• _To be done_
Search the entries for the word "siehe" and pull out each line that has it.

··········

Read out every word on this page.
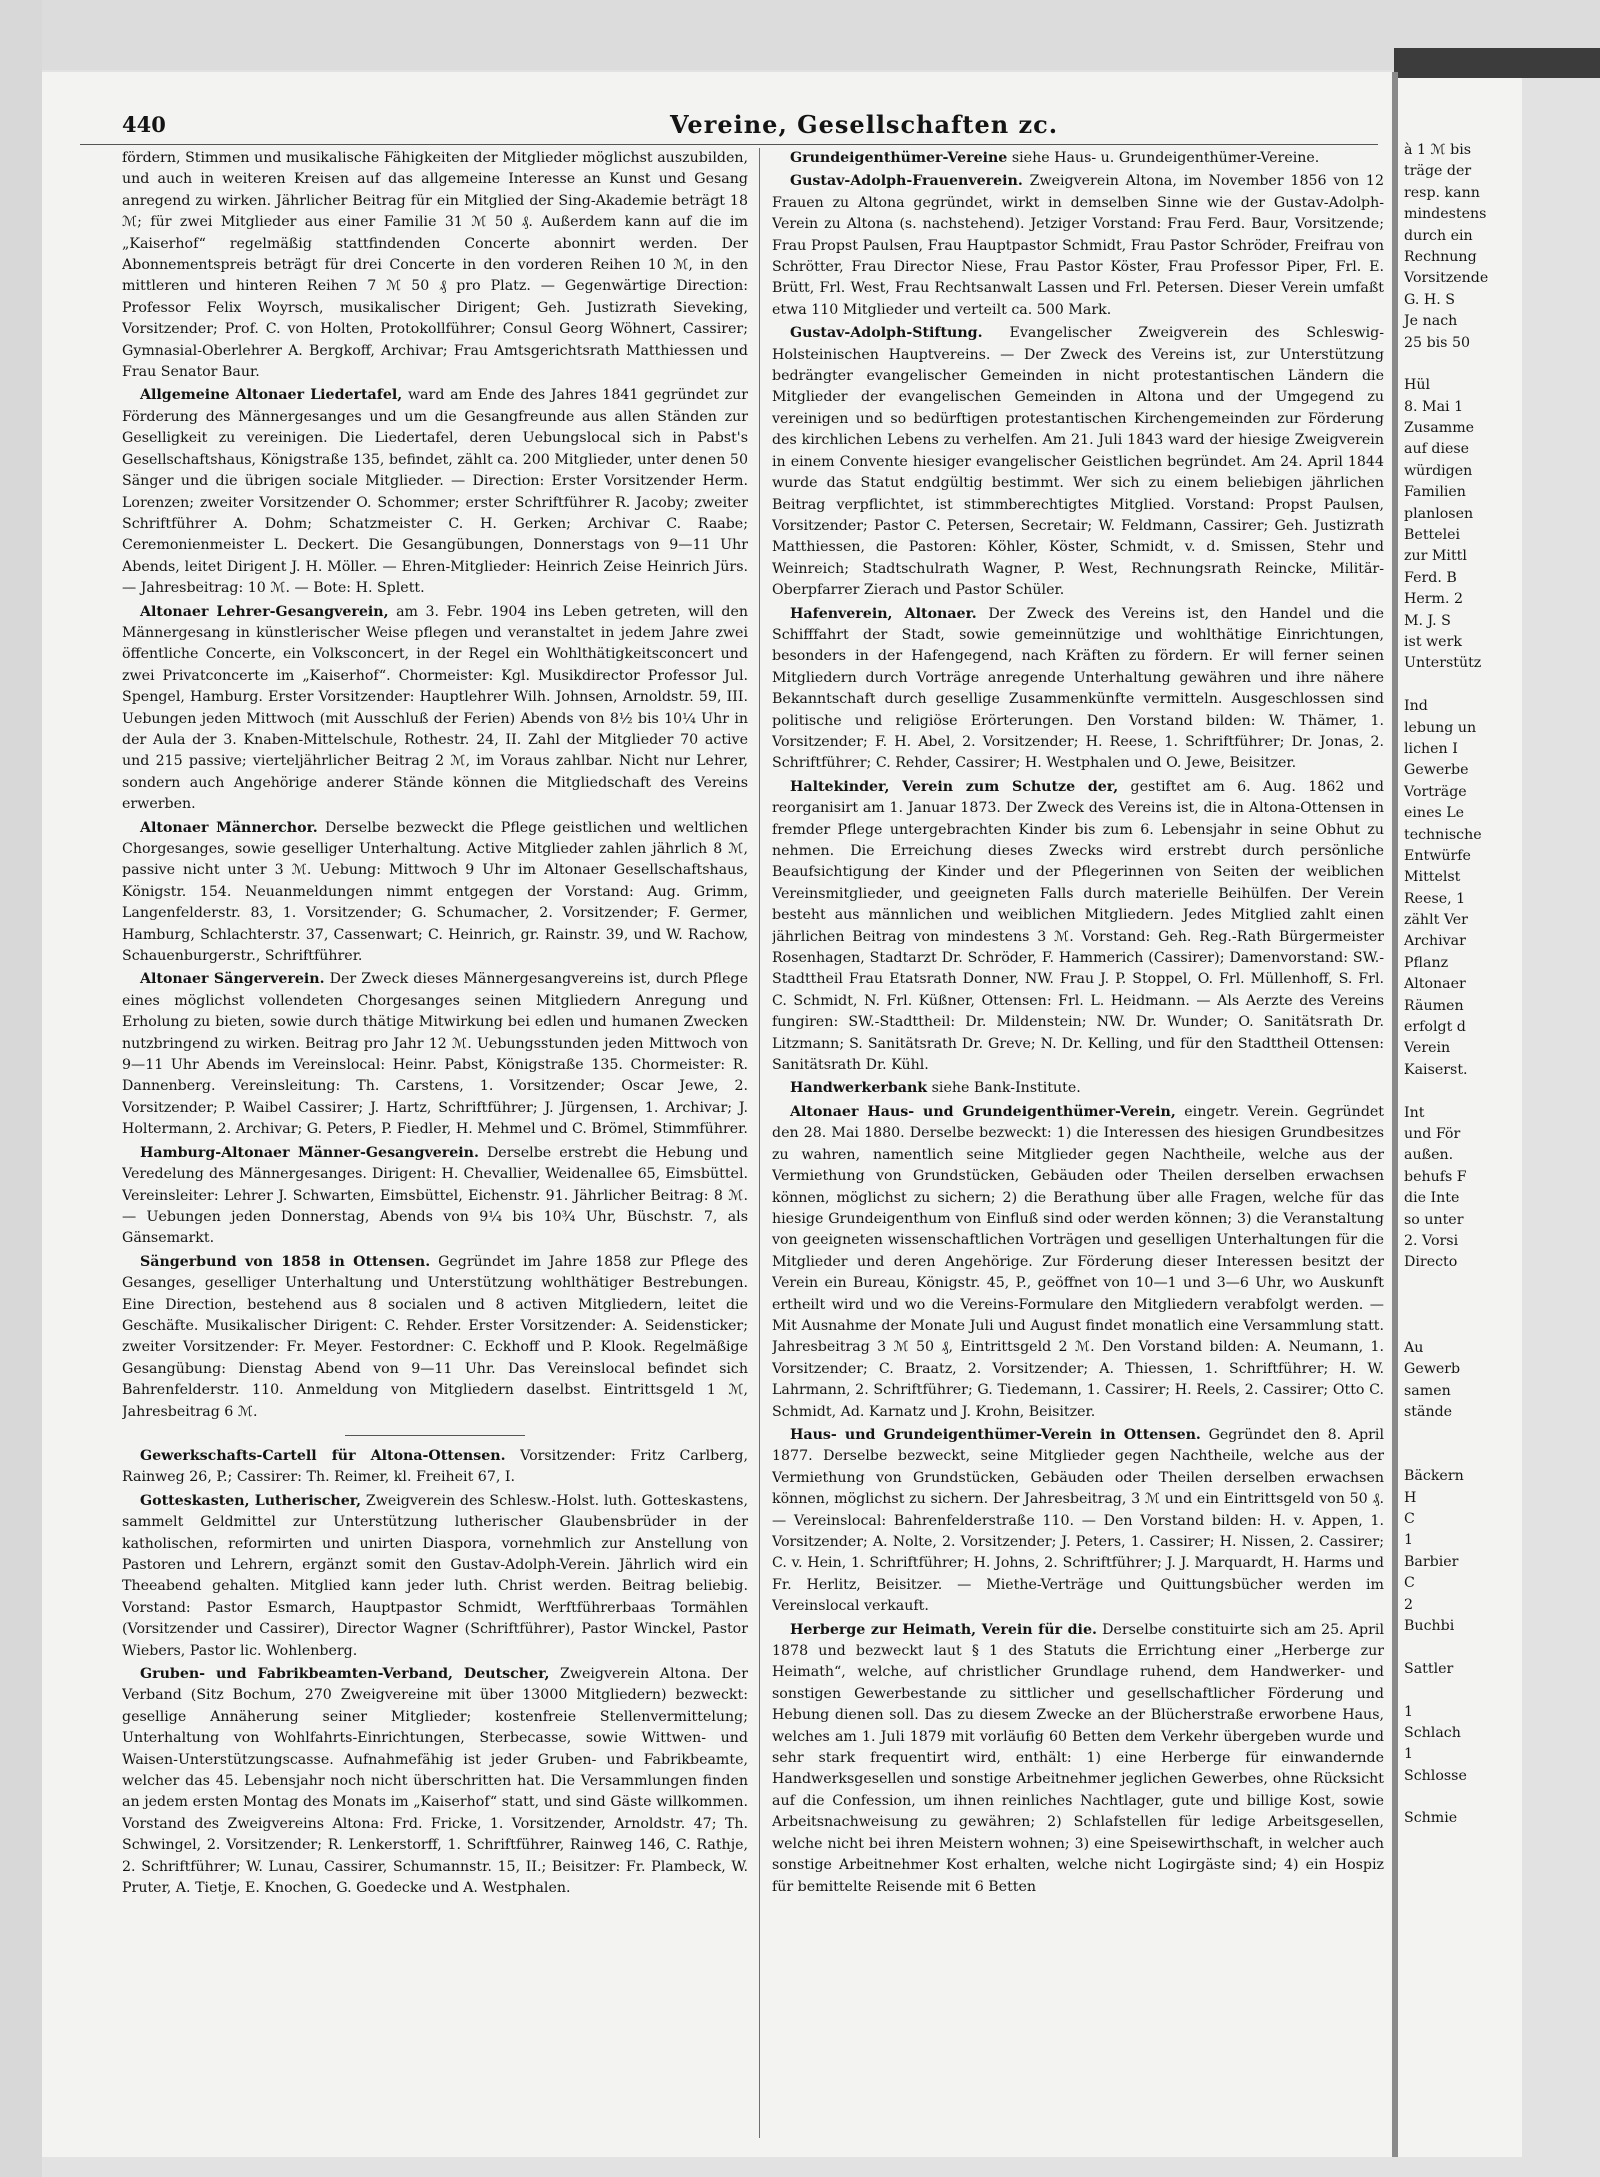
440	Vereine, Gesellschaften zc.

fördern, Stimmen und musikalische Fähigkeiten der Mitglieder möglichst auszubilden, und auch in weiteren Kreisen auf das allgemeine Interesse an Kunst und Gesang anregend zu wirken. Jährlicher Beitrag für ein Mitglied der Sing-Akademie beträgt 18 ℳ; für zwei Mitglieder aus einer Familie 31 ℳ 50 ₰. Außerdem kann auf die im „Kaiserhof“ regelmäßig stattfindenden Concerte abonnirt werden. Der Abonnementspreis beträgt für drei Concerte in den vorderen Reihen 10 ℳ, in den mittleren und hinteren Reihen 7 ℳ 50 ₰ pro Platz. — Gegenwärtige Direction: Professor Felix Woyrsch, musikalischer Dirigent; Geh. Justizrath Sieveking, Vorsitzender; Prof. C. von Holten, Protokollführer; Consul Georg Wöhnert, Cassirer; Gymnasial-Oberlehrer A. Bergkoff, Archivar; Frau Amtsgerichtsrath Matthiessen und Frau Senator Baur.

Allgemeine Altonaer Liedertafel, ward am Ende des Jahres 1841 gegründet zur Förderung des Männergesanges und um die Gesangfreunde aus allen Ständen zur Geselligkeit zu vereinigen. Die Liedertafel, deren Uebungslocal sich in Pabst's Gesellschaftshaus, Königstraße 135, befindet, zählt ca. 200 Mitglieder, unter denen 50 Sänger und die übrigen sociale Mitglieder. — Direction: Erster Vorsitzender Herm. Lorenzen; zweiter Vorsitzender O. Schommer; erster Schriftführer R. Jacoby; zweiter Schriftführer A. Dohm; Schatzmeister C. H. Gerken; Archivar C. Raabe; Ceremonienmeister L. Deckert. Die Gesangübungen, Donnerstags von 9—11 Uhr Abends, leitet Dirigent J. H. Möller. — Ehren-Mitglieder: Heinrich Zeise Heinrich Jürs. — Jahresbeitrag: 10 ℳ. — Bote: H. Splett.

Altonaer Lehrer-Gesangverein, am 3. Febr. 1904 ins Leben getreten, will den Männergesang in künstlerischer Weise pflegen und veranstaltet in jedem Jahre zwei öffentliche Concerte, ein Volksconcert, in der Regel ein Wohlthätigkeitsconcert und zwei Privatconcerte im „Kaiserhof“. Chormeister: Kgl. Musikdirector Professor Jul. Spengel, Hamburg. Erster Vorsitzender: Hauptlehrer Wilh. Johnsen, Arnoldstr. 59, III. Uebungen jeden Mittwoch (mit Ausschluß der Ferien) Abends von 8½ bis 10¼ Uhr in der Aula der 3. Knaben-Mittelschule, Rothestr. 24, II. Zahl der Mitglieder 70 active und 215 passive; vierteljährlicher Beitrag 2 ℳ, im Voraus zahlbar. Nicht nur Lehrer, sondern auch Angehörige anderer Stände können die Mitgliedschaft des Vereins erwerben.

Altonaer Männerchor. Derselbe bezweckt die Pflege geistlichen und weltlichen Chorgesanges, sowie geselliger Unterhaltung. Active Mitglieder zahlen jährlich 8 ℳ, passive nicht unter 3 ℳ. Uebung: Mittwoch 9 Uhr im Altonaer Gesellschaftshaus, Königstr. 154. Neuanmeldungen nimmt entgegen der Vorstand: Aug. Grimm, Langenfelderstr. 83, 1. Vorsitzender; G. Schumacher, 2. Vorsitzender; F. Germer, Hamburg, Schlachterstr. 37, Cassenwart; C. Heinrich, gr. Rainstr. 39, und W. Rachow, Schauenburgerstr., Schriftführer.

Altonaer Sängerverein. Der Zweck dieses Männergesangvereins ist, durch Pflege eines möglichst vollendeten Chorgesanges seinen Mitgliedern Anregung und Erholung zu bieten, sowie durch thätige Mitwirkung bei edlen und humanen Zwecken nutzbringend zu wirken. Beitrag pro Jahr 12 ℳ. Uebungsstunden jeden Mittwoch von 9—11 Uhr Abends im Vereinslocal: Heinr. Pabst, Königstraße 135. Chormeister: R. Dannenberg. Vereinsleitung: Th. Carstens, 1. Vorsitzender; Oscar Jewe, 2. Vorsitzender; P. Waibel Cassirer; J. Hartz, Schriftführer; J. Jürgensen, 1. Archivar; J. Holtermann, 2. Archivar; G. Peters, P. Fiedler, H. Mehmel und C. Brömel, Stimmführer.

Hamburg-Altonaer Männer-Gesangverein. Derselbe erstrebt die Hebung und Veredelung des Männergesanges. Dirigent: H. Chevallier, Weidenallee 65, Eimsbüttel. Vereinsleiter: Lehrer J. Schwarten, Eimsbüttel, Eichenstr. 91. Jährlicher Beitrag: 8 ℳ. — Uebungen jeden Donnerstag, Abends von 9¼ bis 10¾ Uhr, Büschstr. 7, als Gänsemarkt.

Sängerbund von 1858 in Ottensen. Gegründet im Jahre 1858 zur Pflege des Gesanges, geselliger Unterhaltung und Unterstützung wohlthätiger Bestrebungen. Eine Direction, bestehend aus 8 socialen und 8 activen Mitgliedern, leitet die Geschäfte. Musikalischer Dirigent: C. Rehder. Erster Vorsitzender: A. Seidensticker; zweiter Vorsitzender: Fr. Meyer. Festordner: C. Eckhoff und P. Klook. Regelmäßige Gesangübung: Dienstag Abend von 9—11 Uhr. Das Vereinslocal befindet sich Bahrenfelderstr. 110. Anmeldung von Mitgliedern daselbst. Eintrittsgeld 1 ℳ, Jahresbeitrag 6 ℳ.

Gewerkschafts-Cartell für Altona-Ottensen. Vorsitzender: Fritz Carlberg, Rainweg 26, P.; Cassirer: Th. Reimer, kl. Freiheit 67, I.

Gotteskasten, Lutherischer, Zweigverein des Schlesw.-Holst. luth. Gotteskastens, sammelt Geldmittel zur Unterstützung lutherischer Glaubensbrüder in der katholischen, reformirten und unirten Diaspora, vornehmlich zur Anstellung von Pastoren und Lehrern, ergänzt somit den Gustav-Adolph-Verein. Jährlich wird ein Theeabend gehalten. Mitglied kann jeder luth. Christ werden. Beitrag beliebig. Vorstand: Pastor Esmarch, Hauptpastor Schmidt, Werftführerbaas Tormählen (Vorsitzender und Cassirer), Director Wagner (Schriftführer), Pastor Winckel, Pastor Wiebers, Pastor lic. Wohlenberg.

Gruben- und Fabrikbeamten-Verband, Deutscher, Zweigverein Altona. Der Verband (Sitz Bochum, 270 Zweigvereine mit über 13000 Mitgliedern) bezweckt: gesellige Annäherung seiner Mitglieder; kostenfreie Stellenvermittelung; Unterhaltung von Wohlfahrts-Einrichtungen, Sterbecasse, sowie Wittwen- und Waisen-Unterstützungscasse. Aufnahmefähig ist jeder Gruben- und Fabrikbeamte, welcher das 45. Lebensjahr noch nicht überschritten hat. Die Versammlungen finden an jedem ersten Montag des Monats im „Kaiserhof“ statt, und sind Gäste willkommen. Vorstand des Zweigvereins Altona: Frd. Fricke, 1. Vorsitzender, Arnoldstr. 47; Th. Schwingel, 2. Vorsitzender; R. Lenkerstorff, 1. Schriftführer, Rainweg 146, C. Rathje, 2. Schriftführer; W. Lunau, Cassirer, Schumannstr. 15, II.; Beisitzer: Fr. Plambeck, W. Pruter, A. Tietje, E. Knochen, G. Goedecke und A. Westphalen.

Grundeigenthümer-Vereine siehe Haus- u. Grundeigenthümer-Vereine.

Gustav-Adolph-Frauenverein. Zweigverein Altona, im November 1856 von 12 Frauen zu Altona gegründet, wirkt in demselben Sinne wie der Gustav-Adolph-Verein zu Altona (s. nachstehend). Jetziger Vorstand: Frau Ferd. Baur, Vorsitzende; Frau Propst Paulsen, Frau Hauptpastor Schmidt, Frau Pastor Schröder, Freifrau von Schrötter, Frau Director Niese, Frau Pastor Köster, Frau Professor Piper, Frl. E. Brütt, Frl. West, Frau Rechtsanwalt Lassen und Frl. Petersen. Dieser Verein umfaßt etwa 110 Mitglieder und verteilt ca. 500 Mark.

Gustav-Adolph-Stiftung. Evangelischer Zweigverein des Schleswig-Holsteinischen Hauptvereins. — Der Zweck des Vereins ist, zur Unterstützung bedrängter evangelischer Gemeinden in nicht protestantischen Ländern die Mitglieder der evangelischen Gemeinden in Altona und der Umgegend zu vereinigen und so bedürftigen protestantischen Kirchengemeinden zur Förderung des kirchlichen Lebens zu verhelfen. Am 21. Juli 1843 ward der hiesige Zweigverein in einem Convente hiesiger evangelischer Geistlichen begründet. Am 24. April 1844 wurde das Statut endgültig bestimmt. Wer sich zu einem beliebigen jährlichen Beitrag verpflichtet, ist stimmberechtigtes Mitglied. Vorstand: Propst Paulsen, Vorsitzender; Pastor C. Petersen, Secretair; W. Feldmann, Cassirer; Geh. Justizrath Matthiessen, die Pastoren: Köhler, Köster, Schmidt, v. d. Smissen, Stehr und Weinreich; Stadtschulrath Wagner, P. West, Rechnungsrath Reincke, Militär-Oberpfarrer Zierach und Pastor Schüler.

Hafenverein, Altonaer. Der Zweck des Vereins ist, den Handel und die Schifffahrt der Stadt, sowie gemeinnützige und wohlthätige Einrichtungen, besonders in der Hafengegend, nach Kräften zu fördern. Er will ferner seinen Mitgliedern durch Vorträge anregende Unterhaltung gewähren und ihre nähere Bekanntschaft durch gesellige Zusammenkünfte vermitteln. Ausgeschlossen sind politische und religiöse Erörterungen. Den Vorstand bilden: W. Thämer, 1. Vorsitzender; F. H. Abel, 2. Vorsitzender; H. Reese, 1. Schriftführer; Dr. Jonas, 2. Schriftführer; C. Rehder, Cassirer; H. Westphalen und O. Jewe, Beisitzer.

Haltekinder, Verein zum Schutze der, gestiftet am 6. Aug. 1862 und reorganisirt am 1. Januar 1873. Der Zweck des Vereins ist, die in Altona-Ottensen in fremder Pflege untergebrachten Kinder bis zum 6. Lebensjahr in seine Obhut zu nehmen. Die Erreichung dieses Zwecks wird erstrebt durch persönliche Beaufsichtigung der Kinder und der Pflegerinnen von Seiten der weiblichen Vereinsmitglieder, und geeigneten Falls durch materielle Beihülfen. Der Verein besteht aus männlichen und weiblichen Mitgliedern. Jedes Mitglied zahlt einen jährlichen Beitrag von mindestens 3 ℳ. Vorstand: Geh. Reg.-Rath Bürgermeister Rosenhagen, Stadtarzt Dr. Schröder, F. Hammerich (Cassirer); Damenvorstand: SW.-Stadttheil Frau Etatsrath Donner, NW. Frau J. P. Stoppel, O. Frl. Müllenhoff, S. Frl. C. Schmidt, N. Frl. Küßner, Ottensen: Frl. L. Heidmann. — Als Aerzte des Vereins fungiren: SW.-Stadttheil: Dr. Mildenstein; NW. Dr. Wunder; O. Sanitätsrath Dr. Litzmann; S. Sanitätsrath Dr. Greve; N. Dr. Kelling, und für den Stadttheil Ottensen: Sanitätsrath Dr. Kühl.

Handwerkerbank siehe Bank-Institute.

Altonaer Haus- und Grundeigenthümer-Verein, eingetr. Verein. Gegründet den 28. Mai 1880. Derselbe bezweckt: 1) die Interessen des hiesigen Grundbesitzes zu wahren, namentlich seine Mitglieder gegen Nachtheile, welche aus der Vermiethung von Grundstücken, Gebäuden oder Theilen derselben erwachsen können, möglichst zu sichern; 2) die Berathung über alle Fragen, welche für das hiesige Grundeigenthum von Einfluß sind oder werden können; 3) die Veranstaltung von geeigneten wissenschaftlichen Vorträgen und geselligen Unterhaltungen für die Mitglieder und deren Angehörige. Zur Förderung dieser Interessen besitzt der Verein ein Bureau, Königstr. 45, P., geöffnet von 10—1 und 3—6 Uhr, wo Auskunft ertheilt wird und wo die Vereins-Formulare den Mitgliedern verabfolgt werden. — Mit Ausnahme der Monate Juli und August findet monatlich eine Versammlung statt. Jahresbeitrag 3 ℳ 50 ₰, Eintrittsgeld 2 ℳ. Den Vorstand bilden: A. Neumann, 1. Vorsitzender; C. Braatz, 2. Vorsitzender; A. Thiessen, 1. Schriftführer; H. W. Lahrmann, 2. Schriftführer; G. Tiedemann, 1. Cassirer; H. Reels, 2. Cassirer; Otto C. Schmidt, Ad. Karnatz und J. Krohn, Beisitzer.

Haus- und Grundeigenthümer-Verein in Ottensen. Gegründet den 8. April 1877. Derselbe bezweckt, seine Mitglieder gegen Nachtheile, welche aus der Vermiethung von Grundstücken, Gebäuden oder Theilen derselben erwachsen können, möglichst zu sichern. Der Jahresbeitrag, 3 ℳ und ein Eintrittsgeld von 50 ₰. — Vereinslocal: Bahrenfelderstraße 110. — Den Vorstand bilden: H. v. Appen, 1. Vorsitzender; A. Nolte, 2. Vorsitzender; J. Peters, 1. Cassirer; H. Nissen, 2. Cassirer; C. v. Hein, 1. Schriftführer; H. Johns, 2. Schriftführer; J. J. Marquardt, H. Harms und Fr. Herlitz, Beisitzer. — Miethe-Verträge und Quittungsbücher werden im Vereinslocal verkauft.

Herberge zur Heimath, Verein für die. Derselbe constituirte sich am 25. April 1878 und bezweckt laut § 1 des Statuts die Errichtung einer „Herberge zur Heimath“, welche, auf christlicher Grundlage ruhend, dem Handwerker- und sonstigen Gewerbestande zu sittlicher und gesellschaftlicher Förderung und Hebung dienen soll. Das zu diesem Zwecke an der Blücherstraße erworbene Haus, welches am 1. Juli 1879 mit vorläufig 60 Betten dem Verkehr übergeben wurde und sehr stark frequentirt wird, enthält: 1) eine Herberge für einwandernde Handwerksgesellen und sonstige Arbeitnehmer jeglichen Gewerbes, ohne Rücksicht auf die Confession, um ihnen reinliches Nachtlager, gute und billige Kost, sowie Arbeitsnachweisung zu gewähren; 2) Schlafstellen für ledige Arbeitsgesellen, welche nicht bei ihren Meistern wohnen; 3) eine Speisewirthschaft, in welcher auch sonstige Arbeitnehmer Kost erhalten, welche nicht Logirgäste sind; 4) ein Hospiz für bemittelte Reisende mit 6 Betten

à 1 ℳ bis
träge der
resp. kann
mindestens
durch ein
Rechnung
Vorsitzende
G. H. S
Je nach
25 bis 50
Hül
8. Mai 1
Zusamme
auf diese
würdigen
Familien
planlosen
Bettelei
zur Mittl
Ferd. B
Herm. 2
M. J. S
ist werk
Unterstütz
Ind
lebung un
lichen I
Gewerbe
Vorträge
eines Le
technische
Entwürfe
Mittelst
Reese, 1
zählt Ver
Archivar
Pflanz
Altonaer
Räumen
erfolgt d
Verein
Kaiserst.
Int
und För
außen.
behufs F
die Inte
so unter
2. Vorsi
Directo
Au
Gewerb
samen
stände
Bäckern
H
C
1
Barbier
C
2
Buchbi
Sattler
1
Schlach
1
Schlosse
Schmie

··········

• _Exercise response_
Grundeigenthümer-Vereine siehe Haus- u. Grundeigenthümer-Vereine.
Handwerkerbank siehe Bank-Institute.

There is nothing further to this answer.